> [EXERCISE] Transcribe the listing below word for word.

'''

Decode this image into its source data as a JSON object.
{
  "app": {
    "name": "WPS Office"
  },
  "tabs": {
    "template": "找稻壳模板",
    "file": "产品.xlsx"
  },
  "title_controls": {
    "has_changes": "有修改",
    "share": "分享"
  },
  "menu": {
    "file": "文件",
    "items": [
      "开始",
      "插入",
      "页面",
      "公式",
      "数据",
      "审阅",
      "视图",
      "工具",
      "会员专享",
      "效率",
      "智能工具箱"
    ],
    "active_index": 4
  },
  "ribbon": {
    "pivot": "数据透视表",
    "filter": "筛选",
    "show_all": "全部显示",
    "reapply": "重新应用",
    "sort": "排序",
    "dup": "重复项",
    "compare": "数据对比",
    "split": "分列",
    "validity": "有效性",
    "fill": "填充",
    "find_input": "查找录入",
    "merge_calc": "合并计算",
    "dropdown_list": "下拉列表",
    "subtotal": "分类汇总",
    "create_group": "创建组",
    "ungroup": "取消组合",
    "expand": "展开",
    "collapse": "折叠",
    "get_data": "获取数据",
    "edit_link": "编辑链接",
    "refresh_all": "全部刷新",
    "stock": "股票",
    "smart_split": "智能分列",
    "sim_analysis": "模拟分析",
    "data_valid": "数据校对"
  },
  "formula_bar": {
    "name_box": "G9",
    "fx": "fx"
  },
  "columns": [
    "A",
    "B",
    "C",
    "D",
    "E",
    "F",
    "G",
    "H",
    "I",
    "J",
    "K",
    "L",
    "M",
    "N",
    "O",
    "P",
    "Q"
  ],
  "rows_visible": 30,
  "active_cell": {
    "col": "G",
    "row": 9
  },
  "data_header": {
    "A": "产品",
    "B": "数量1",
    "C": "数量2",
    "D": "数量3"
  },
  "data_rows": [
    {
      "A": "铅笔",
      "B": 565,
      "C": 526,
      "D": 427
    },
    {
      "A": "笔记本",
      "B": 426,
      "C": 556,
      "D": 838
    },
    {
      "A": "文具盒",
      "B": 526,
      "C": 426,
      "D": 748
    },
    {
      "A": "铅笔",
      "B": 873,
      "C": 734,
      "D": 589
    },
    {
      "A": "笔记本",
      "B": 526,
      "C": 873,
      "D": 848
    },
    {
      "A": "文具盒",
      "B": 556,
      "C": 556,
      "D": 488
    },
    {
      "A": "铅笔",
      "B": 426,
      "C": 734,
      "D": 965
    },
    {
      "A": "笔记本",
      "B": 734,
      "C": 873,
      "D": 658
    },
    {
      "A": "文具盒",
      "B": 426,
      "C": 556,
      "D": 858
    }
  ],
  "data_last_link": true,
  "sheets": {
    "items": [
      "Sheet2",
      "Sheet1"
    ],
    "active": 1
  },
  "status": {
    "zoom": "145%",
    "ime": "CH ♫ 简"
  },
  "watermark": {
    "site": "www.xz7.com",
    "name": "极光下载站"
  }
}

'''

> [WRITTEN RESPONSE]
Decode this image into its source data as a JSON object.
{
  "app": {
    "name": "WPS Office"
  },
  "tabs": {
    "template": "找稻壳模板",
    "file": "产品.xlsx"
  },
  "title_controls": {
    "has_changes": "有修改",
    "share": "分享"
  },
  "menu": {
    "file": "文件",
    "items": [
      "开始",
      "插入",
      "页面",
      "公式",
      "数据",
      "审阅",
      "视图",
      "工具",
      "会员专享",
      "效率",
      "智能工具箱"
    ],
    "active_index": 4
  },
  "ribbon": {
    "pivot": "数据透视表",
    "filter": "筛选",
    "show_all": "全部显示",
    "reapply": "重新应用",
    "sort": "排序",
    "dup": "重复项",
    "compare": "数据对比",
    "split": "分列",
    "validity": "有效性",
    "fill": "填充",
    "find_input": "查找录入",
    "merge_calc": "合并计算",
    "dropdown_list": "下拉列表",
    "subtotal": "分类汇总",
    "create_group": "创建组",
    "ungroup": "取消组合",
    "expand": "展开",
    "collapse": "折叠",
    "get_data": "获取数据",
    "edit_link": "编辑链接",
    "refresh_all": "全部刷新",
    "stock": "股票",
    "smart_split": "智能分列",
    "sim_analysis": "模拟分析",
    "data_valid": "数据校对"
  },
  "formula_bar": {
    "name_box": "G9",
    "fx": "fx"
  },
  "columns": [
    "A",
    "B",
    "C",
    "D",
    "E",
    "F",
    "G",
    "H",
    "I",
    "J",
    "K",
    "L",
    "M",
    "N",
    "O",
    "P",
    "Q"
  ],
  "rows_visible": 30,
  "active_cell": {
    "col": "G",
    "row": 9
  },
  "data_header": {
    "A": "产品",
    "B": "数量1",
    "C": "数量2",
    "D": "数量3"
  },
  "data_rows": [
    {
      "A": "铅笔",
      "B": 565,
      "C": 526,
      "D": 427
    },
    {
      "A": "笔记本",
      "B": 426,
      "C": 556,
      "D": 838
    },
    {
      "A": "文具盒",
      "B": 526,
      "C": 426,
      "D": 748
    },
    {
      "A": "铅笔",
      "B": 873,
      "C": 734,
      "D": 589
    },
    {
      "A": "笔记本",
      "B": 526,
      "C": 873,
      "D": 848
    },
    {
      "A": "文具盒",
      "B": 556,
      "C": 556,
      "D": 488
    },
    {
      "A": "铅笔",
      "B": 426,
      "C": 734,
      "D": 965
    },
    {
      "A": "笔记本",
      "B": 734,
      "C": 873,
      "D": 658
    },
    {
      "A": "文具盒",
      "B": 426,
      "C": 556,
      "D": 858
    }
  ],
  "data_last_link": true,
  "sheets": {
    "items": [
      "Sheet2",
      "Sheet1"
    ],
    "active": 1
  },
  "status": {
    "zoom": "145%",
    "ime": "CH ♫ 简"
  },
  "watermark": {
    "site": "www.xz7.com",
    "name": "极光下载站"
  }
}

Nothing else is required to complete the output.